Data excerpts
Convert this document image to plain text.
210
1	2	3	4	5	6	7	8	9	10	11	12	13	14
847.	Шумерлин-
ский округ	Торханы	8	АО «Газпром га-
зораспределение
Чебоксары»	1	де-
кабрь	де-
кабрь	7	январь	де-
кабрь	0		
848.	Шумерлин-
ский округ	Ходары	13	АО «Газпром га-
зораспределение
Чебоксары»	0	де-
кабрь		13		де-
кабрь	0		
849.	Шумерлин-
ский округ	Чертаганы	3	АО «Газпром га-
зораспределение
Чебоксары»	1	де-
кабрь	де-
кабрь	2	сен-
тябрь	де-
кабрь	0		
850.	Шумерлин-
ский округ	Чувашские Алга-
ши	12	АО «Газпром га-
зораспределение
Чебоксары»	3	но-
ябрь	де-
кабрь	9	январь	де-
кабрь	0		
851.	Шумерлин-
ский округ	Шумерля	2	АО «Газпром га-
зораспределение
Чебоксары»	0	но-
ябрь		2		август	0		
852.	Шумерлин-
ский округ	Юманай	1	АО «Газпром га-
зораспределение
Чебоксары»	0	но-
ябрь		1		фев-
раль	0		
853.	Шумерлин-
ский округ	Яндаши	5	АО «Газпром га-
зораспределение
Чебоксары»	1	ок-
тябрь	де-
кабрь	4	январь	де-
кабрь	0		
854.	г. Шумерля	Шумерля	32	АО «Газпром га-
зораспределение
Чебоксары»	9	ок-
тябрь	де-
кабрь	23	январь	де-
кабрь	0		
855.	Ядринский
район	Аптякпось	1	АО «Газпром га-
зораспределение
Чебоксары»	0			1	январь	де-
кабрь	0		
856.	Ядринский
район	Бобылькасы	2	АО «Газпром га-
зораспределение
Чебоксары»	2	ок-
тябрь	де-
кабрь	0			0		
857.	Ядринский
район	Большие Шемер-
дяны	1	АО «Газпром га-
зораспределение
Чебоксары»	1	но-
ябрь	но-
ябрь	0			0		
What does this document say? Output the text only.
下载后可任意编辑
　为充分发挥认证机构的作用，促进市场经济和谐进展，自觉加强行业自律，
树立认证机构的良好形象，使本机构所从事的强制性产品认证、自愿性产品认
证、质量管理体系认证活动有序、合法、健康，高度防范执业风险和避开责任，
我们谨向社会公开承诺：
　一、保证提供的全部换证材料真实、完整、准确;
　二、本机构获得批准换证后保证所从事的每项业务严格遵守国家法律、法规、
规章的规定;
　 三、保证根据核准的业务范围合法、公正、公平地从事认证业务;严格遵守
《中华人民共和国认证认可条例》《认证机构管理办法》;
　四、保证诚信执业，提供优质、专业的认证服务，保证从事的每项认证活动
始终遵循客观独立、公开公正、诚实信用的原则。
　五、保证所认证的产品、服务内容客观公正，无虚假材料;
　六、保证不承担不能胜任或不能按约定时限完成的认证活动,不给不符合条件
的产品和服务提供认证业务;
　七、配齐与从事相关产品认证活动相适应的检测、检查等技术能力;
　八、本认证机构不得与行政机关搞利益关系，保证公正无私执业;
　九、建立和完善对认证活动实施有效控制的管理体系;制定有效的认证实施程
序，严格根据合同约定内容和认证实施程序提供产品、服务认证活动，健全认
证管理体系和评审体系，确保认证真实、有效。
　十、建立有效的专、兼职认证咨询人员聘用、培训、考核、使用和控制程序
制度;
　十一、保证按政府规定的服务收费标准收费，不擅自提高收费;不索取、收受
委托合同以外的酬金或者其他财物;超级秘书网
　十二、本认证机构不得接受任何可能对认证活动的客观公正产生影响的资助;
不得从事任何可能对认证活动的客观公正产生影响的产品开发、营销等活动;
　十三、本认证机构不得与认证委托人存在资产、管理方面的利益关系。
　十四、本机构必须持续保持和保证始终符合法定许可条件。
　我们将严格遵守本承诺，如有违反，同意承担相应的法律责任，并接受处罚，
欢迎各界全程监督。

» DIRECTIONS
Transcribe all of the entries without altering anything.

» EXERCISE OUTPUT
Convert this document image to plain text.
210
1	2	3	4	5	6	7	8	9	10	11	12	13	14
847.	Шумерлин-
ский округ	Торханы	8	АО «Газпром га-
зораспределение
Чебоксары»	1	де-
кабрь	де-
кабрь	7	январь	де-
кабрь	0		
848.	Шумерлин-
ский округ	Ходары	13	АО «Газпром га-
зораспределение
Чебоксары»	0	де-
кабрь		13		де-
кабрь	0		
849.	Шумерлин-
ский округ	Чертаганы	3	АО «Газпром га-
зораспределение
Чебоксары»	1	де-
кабрь	де-
кабрь	2	сен-
тябрь	де-
кабрь	0		
850.	Шумерлин-
ский округ	Чувашские Алга-
ши	12	АО «Газпром га-
зораспределение
Чебоксары»	3	но-
ябрь	де-
кабрь	9	январь	де-
кабрь	0		
851.	Шумерлин-
ский округ	Шумерля	2	АО «Газпром га-
зораспределение
Чебоксары»	0	но-
ябрь		2		август	0		
852.	Шумерлин-
ский округ	Юманай	1	АО «Газпром га-
зораспределение
Чебоксары»	0	но-
ябрь		1		фев-
раль	0		
853.	Шумерлин-
ский округ	Яндаши	5	АО «Газпром га-
зораспределение
Чебоксары»	1	ок-
тябрь	де-
кабрь	4	январь	де-
кабрь	0		
854.	г. Шумерля	Шумерля	32	АО «Газпром га-
зораспределение
Чебоксары»	9	ок-
тябрь	де-
кабрь	23	январь	де-
кабрь	0		
855.	Ядринский
район	Аптякпось	1	АО «Газпром га-
зораспределение
Чебоксары»	0			1	январь	де-
кабрь	0		
856.	Ядринский
район	Бобылькасы	2	АО «Газпром га-
зораспределение
Чебоксары»	2	ок-
тябрь	де-
кабрь	0			0		
857.	Ядринский
район	Большие Шемер-
дяны	1	АО «Газпром га-
зораспределение
Чебоксары»	1	но-
ябрь	но-
ябрь	0			0		
What does this document say? Output the text only.
下载后可任意编辑
　为充分发挥认证机构的作用，促进市场经济和谐进展，自觉加强行业自律，
树立认证机构的良好形象，使本机构所从事的强制性产品认证、自愿性产品认
证、质量管理体系认证活动有序、合法、健康，高度防范执业风险和避开责任，
我们谨向社会公开承诺：
　一、保证提供的全部换证材料真实、完整、准确;
　二、本机构获得批准换证后保证所从事的每项业务严格遵守国家法律、法规、
规章的规定;
　 三、保证根据核准的业务范围合法、公正、公平地从事认证业务;严格遵守
《中华人民共和国认证认可条例》《认证机构管理办法》;
　四、保证诚信执业，提供优质、专业的认证服务，保证从事的每项认证活动
始终遵循客观独立、公开公正、诚实信用的原则。
　五、保证所认证的产品、服务内容客观公正，无虚假材料;
　六、保证不承担不能胜任或不能按约定时限完成的认证活动,不给不符合条件
的产品和服务提供认证业务;
　七、配齐与从事相关产品认证活动相适应的检测、检查等技术能力;
　八、本认证机构不得与行政机关搞利益关系，保证公正无私执业;
　九、建立和完善对认证活动实施有效控制的管理体系;制定有效的认证实施程
序，严格根据合同约定内容和认证实施程序提供产品、服务认证活动，健全认
证管理体系和评审体系，确保认证真实、有效。
　十、建立有效的专、兼职认证咨询人员聘用、培训、考核、使用和控制程序
制度;
　十一、保证按政府规定的服务收费标准收费，不擅自提高收费;不索取、收受
委托合同以外的酬金或者其他财物;超级秘书网
　十二、本认证机构不得接受任何可能对认证活动的客观公正产生影响的资助;
不得从事任何可能对认证活动的客观公正产生影响的产品开发、营销等活动;
　十三、本认证机构不得与认证委托人存在资产、管理方面的利益关系。
　十四、本机构必须持续保持和保证始终符合法定许可条件。
　我们将严格遵守本承诺，如有违反，同意承担相应的法律责任，并接受处罚，
欢迎各界全程监督。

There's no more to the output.